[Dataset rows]
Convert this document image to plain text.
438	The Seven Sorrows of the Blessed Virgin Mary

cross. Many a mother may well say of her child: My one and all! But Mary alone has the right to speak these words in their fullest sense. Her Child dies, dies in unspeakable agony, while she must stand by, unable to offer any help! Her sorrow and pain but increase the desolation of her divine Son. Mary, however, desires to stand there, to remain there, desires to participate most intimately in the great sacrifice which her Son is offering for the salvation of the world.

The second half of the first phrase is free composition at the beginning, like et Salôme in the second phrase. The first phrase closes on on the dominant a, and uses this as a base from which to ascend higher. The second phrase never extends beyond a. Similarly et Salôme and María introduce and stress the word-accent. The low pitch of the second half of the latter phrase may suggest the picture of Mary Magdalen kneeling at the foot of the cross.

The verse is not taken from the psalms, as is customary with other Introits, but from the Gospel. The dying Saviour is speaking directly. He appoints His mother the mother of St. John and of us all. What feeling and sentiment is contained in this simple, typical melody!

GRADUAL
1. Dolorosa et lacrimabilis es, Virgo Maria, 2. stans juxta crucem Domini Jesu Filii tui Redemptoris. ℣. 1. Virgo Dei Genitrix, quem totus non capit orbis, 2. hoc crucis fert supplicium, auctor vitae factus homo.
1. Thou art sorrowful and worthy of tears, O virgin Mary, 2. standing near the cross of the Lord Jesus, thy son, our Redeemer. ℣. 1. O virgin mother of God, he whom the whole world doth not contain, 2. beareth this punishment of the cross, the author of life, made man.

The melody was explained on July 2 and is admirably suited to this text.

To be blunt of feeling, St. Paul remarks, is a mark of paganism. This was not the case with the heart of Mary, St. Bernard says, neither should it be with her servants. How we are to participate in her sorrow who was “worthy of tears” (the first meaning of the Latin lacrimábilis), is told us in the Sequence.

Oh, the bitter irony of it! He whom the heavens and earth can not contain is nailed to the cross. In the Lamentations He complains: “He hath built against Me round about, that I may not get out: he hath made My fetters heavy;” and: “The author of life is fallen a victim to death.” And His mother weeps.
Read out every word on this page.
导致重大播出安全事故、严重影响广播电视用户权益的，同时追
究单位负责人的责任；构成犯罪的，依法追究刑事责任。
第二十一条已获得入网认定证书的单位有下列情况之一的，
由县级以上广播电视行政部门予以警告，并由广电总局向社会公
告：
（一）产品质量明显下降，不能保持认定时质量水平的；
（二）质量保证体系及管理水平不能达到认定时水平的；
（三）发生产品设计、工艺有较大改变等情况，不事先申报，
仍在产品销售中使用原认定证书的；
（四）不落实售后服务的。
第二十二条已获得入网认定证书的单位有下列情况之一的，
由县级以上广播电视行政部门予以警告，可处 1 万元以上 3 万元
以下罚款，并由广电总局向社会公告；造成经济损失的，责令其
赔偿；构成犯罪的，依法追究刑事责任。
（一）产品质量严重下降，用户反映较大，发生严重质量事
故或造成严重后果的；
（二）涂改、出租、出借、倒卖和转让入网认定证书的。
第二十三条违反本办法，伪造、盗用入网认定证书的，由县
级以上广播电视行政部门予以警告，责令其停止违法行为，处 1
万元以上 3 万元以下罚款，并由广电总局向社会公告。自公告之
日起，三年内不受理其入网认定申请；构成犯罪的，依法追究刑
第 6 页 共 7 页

Required work. Write out all the entries exactly.

Worked answer.
Convert this document image to plain text.
438	The Seven Sorrows of the Blessed Virgin Mary

cross. Many a mother may well say of her child: My one and all! But Mary alone has the right to speak these words in their fullest sense. Her Child dies, dies in unspeakable agony, while she must stand by, unable to offer any help! Her sorrow and pain but increase the desolation of her divine Son. Mary, however, desires to stand there, to remain there, desires to participate most intimately in the great sacrifice which her Son is offering for the salvation of the world.

The second half of the first phrase is free composition at the beginning, like et Salôme in the second phrase. The first phrase closes on on the dominant a, and uses this as a base from which to ascend higher. The second phrase never extends beyond a. Similarly et Salôme and María introduce and stress the word-accent. The low pitch of the second half of the latter phrase may suggest the picture of Mary Magdalen kneeling at the foot of the cross.

The verse is not taken from the psalms, as is customary with other Introits, but from the Gospel. The dying Saviour is speaking directly. He appoints His mother the mother of St. John and of us all. What feeling and sentiment is contained in this simple, typical melody!

GRADUAL
1. Dolorosa et lacrimabilis es, Virgo Maria, 2. stans juxta crucem Domini Jesu Filii tui Redemptoris. ℣. 1. Virgo Dei Genitrix, quem totus non capit orbis, 2. hoc crucis fert supplicium, auctor vitae factus homo.
1. Thou art sorrowful and worthy of tears, O virgin Mary, 2. standing near the cross of the Lord Jesus, thy son, our Redeemer. ℣. 1. O virgin mother of God, he whom the whole world doth not contain, 2. beareth this punishment of the cross, the author of life, made man.

The melody was explained on July 2 and is admirably suited to this text.

To be blunt of feeling, St. Paul remarks, is a mark of paganism. This was not the case with the heart of Mary, St. Bernard says, neither should it be with her servants. How we are to participate in her sorrow who was “worthy of tears” (the first meaning of the Latin lacrimábilis), is told us in the Sequence.

Oh, the bitter irony of it! He whom the heavens and earth can not contain is nailed to the cross. In the Lamentations He complains: “He hath built against Me round about, that I may not get out: he hath made My fetters heavy;” and: “The author of life is fallen a victim to death.” And His mother weeps.
Read out every word on this page.
导致重大播出安全事故、严重影响广播电视用户权益的，同时追
究单位负责人的责任；构成犯罪的，依法追究刑事责任。
第二十一条已获得入网认定证书的单位有下列情况之一的，
由县级以上广播电视行政部门予以警告，并由广电总局向社会公
告：
（一）产品质量明显下降，不能保持认定时质量水平的；
（二）质量保证体系及管理水平不能达到认定时水平的；
（三）发生产品设计、工艺有较大改变等情况，不事先申报，
仍在产品销售中使用原认定证书的；
（四）不落实售后服务的。
第二十二条已获得入网认定证书的单位有下列情况之一的，
由县级以上广播电视行政部门予以警告，可处 1 万元以上 3 万元
以下罚款，并由广电总局向社会公告；造成经济损失的，责令其
赔偿；构成犯罪的，依法追究刑事责任。
（一）产品质量严重下降，用户反映较大，发生严重质量事
故或造成严重后果的；
（二）涂改、出租、出借、倒卖和转让入网认定证书的。
第二十三条违反本办法，伪造、盗用入网认定证书的，由县
级以上广播电视行政部门予以警告，责令其停止违法行为，处 1
万元以上 3 万元以下罚款，并由广电总局向社会公告。自公告之
日起，三年内不受理其入网认定申请；构成犯罪的，依法追究刑
第 6 页 共 7 页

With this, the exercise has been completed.